(Stated goal)
Write the material out again exactly as it stands.

(Provided records)
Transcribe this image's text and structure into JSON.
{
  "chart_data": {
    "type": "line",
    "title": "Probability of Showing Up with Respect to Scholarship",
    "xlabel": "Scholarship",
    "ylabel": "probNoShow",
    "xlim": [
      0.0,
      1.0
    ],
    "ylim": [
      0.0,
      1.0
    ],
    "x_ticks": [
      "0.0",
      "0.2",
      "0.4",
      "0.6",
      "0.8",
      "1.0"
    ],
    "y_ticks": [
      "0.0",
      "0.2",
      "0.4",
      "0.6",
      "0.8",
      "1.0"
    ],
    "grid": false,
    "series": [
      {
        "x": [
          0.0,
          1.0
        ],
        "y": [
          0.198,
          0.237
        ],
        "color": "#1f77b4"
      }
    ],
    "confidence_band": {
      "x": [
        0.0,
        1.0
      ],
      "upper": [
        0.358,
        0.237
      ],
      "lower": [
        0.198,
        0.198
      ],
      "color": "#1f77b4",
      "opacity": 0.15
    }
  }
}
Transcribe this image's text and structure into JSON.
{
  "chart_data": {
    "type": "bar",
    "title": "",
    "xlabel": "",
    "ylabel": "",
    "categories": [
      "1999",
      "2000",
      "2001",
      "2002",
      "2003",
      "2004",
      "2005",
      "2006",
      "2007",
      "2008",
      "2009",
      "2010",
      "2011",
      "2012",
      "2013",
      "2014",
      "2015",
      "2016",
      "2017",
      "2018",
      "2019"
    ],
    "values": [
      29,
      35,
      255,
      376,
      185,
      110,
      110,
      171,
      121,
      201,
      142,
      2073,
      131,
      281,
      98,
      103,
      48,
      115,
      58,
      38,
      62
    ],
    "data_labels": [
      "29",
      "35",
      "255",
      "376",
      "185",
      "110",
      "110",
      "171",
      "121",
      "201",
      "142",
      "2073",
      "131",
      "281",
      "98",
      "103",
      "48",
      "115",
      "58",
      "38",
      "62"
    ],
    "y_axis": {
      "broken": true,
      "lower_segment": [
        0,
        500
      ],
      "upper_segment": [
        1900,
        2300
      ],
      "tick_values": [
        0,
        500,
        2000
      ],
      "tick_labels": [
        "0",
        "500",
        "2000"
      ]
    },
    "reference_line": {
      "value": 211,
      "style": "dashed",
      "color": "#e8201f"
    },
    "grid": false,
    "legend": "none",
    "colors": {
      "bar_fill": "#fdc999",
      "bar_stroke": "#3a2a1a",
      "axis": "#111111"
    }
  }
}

(Result of this exercise)
Transcribe this image's text and structure into JSON.
{
  "chart_data": {
    "type": "line",
    "title": "Probability of Showing Up with Respect to Scholarship",
    "xlabel": "Scholarship",
    "ylabel": "probNoShow",
    "xlim": [
      0.0,
      1.0
    ],
    "ylim": [
      0.0,
      1.0
    ],
    "x_ticks": [
      "0.0",
      "0.2",
      "0.4",
      "0.6",
      "0.8",
      "1.0"
    ],
    "y_ticks": [
      "0.0",
      "0.2",
      "0.4",
      "0.6",
      "0.8",
      "1.0"
    ],
    "grid": false,
    "series": [
      {
        "x": [
          0.0,
          1.0
        ],
        "y": [
          0.198,
          0.237
        ],
        "color": "#1f77b4"
      }
    ],
    "confidence_band": {
      "x": [
        0.0,
        1.0
      ],
      "upper": [
        0.358,
        0.237
      ],
      "lower": [
        0.198,
        0.198
      ],
      "color": "#1f77b4",
      "opacity": 0.15
    }
  }
}
Transcribe this image's text and structure into JSON.
{
  "chart_data": {
    "type": "bar",
    "title": "",
    "xlabel": "",
    "ylabel": "",
    "categories": [
      "1999",
      "2000",
      "2001",
      "2002",
      "2003",
      "2004",
      "2005",
      "2006",
      "2007",
      "2008",
      "2009",
      "2010",
      "2011",
      "2012",
      "2013",
      "2014",
      "2015",
      "2016",
      "2017",
      "2018",
      "2019"
    ],
    "values": [
      29,
      35,
      255,
      376,
      185,
      110,
      110,
      171,
      121,
      201,
      142,
      2073,
      131,
      281,
      98,
      103,
      48,
      115,
      58,
      38,
      62
    ],
    "data_labels": [
      "29",
      "35",
      "255",
      "376",
      "185",
      "110",
      "110",
      "171",
      "121",
      "201",
      "142",
      "2073",
      "131",
      "281",
      "98",
      "103",
      "48",
      "115",
      "58",
      "38",
      "62"
    ],
    "y_axis": {
      "broken": true,
      "lower_segment": [
        0,
        500
      ],
      "upper_segment": [
        1900,
        2300
      ],
      "tick_values": [
        0,
        500,
        2000
      ],
      "tick_labels": [
        "0",
        "500",
        "2000"
      ]
    },
    "reference_line": {
      "value": 211,
      "style": "dashed",
      "color": "#e8201f"
    },
    "grid": false,
    "legend": "none",
    "colors": {
      "bar_fill": "#fdc999",
      "bar_stroke": "#3a2a1a",
      "axis": "#111111"
    }
  }
}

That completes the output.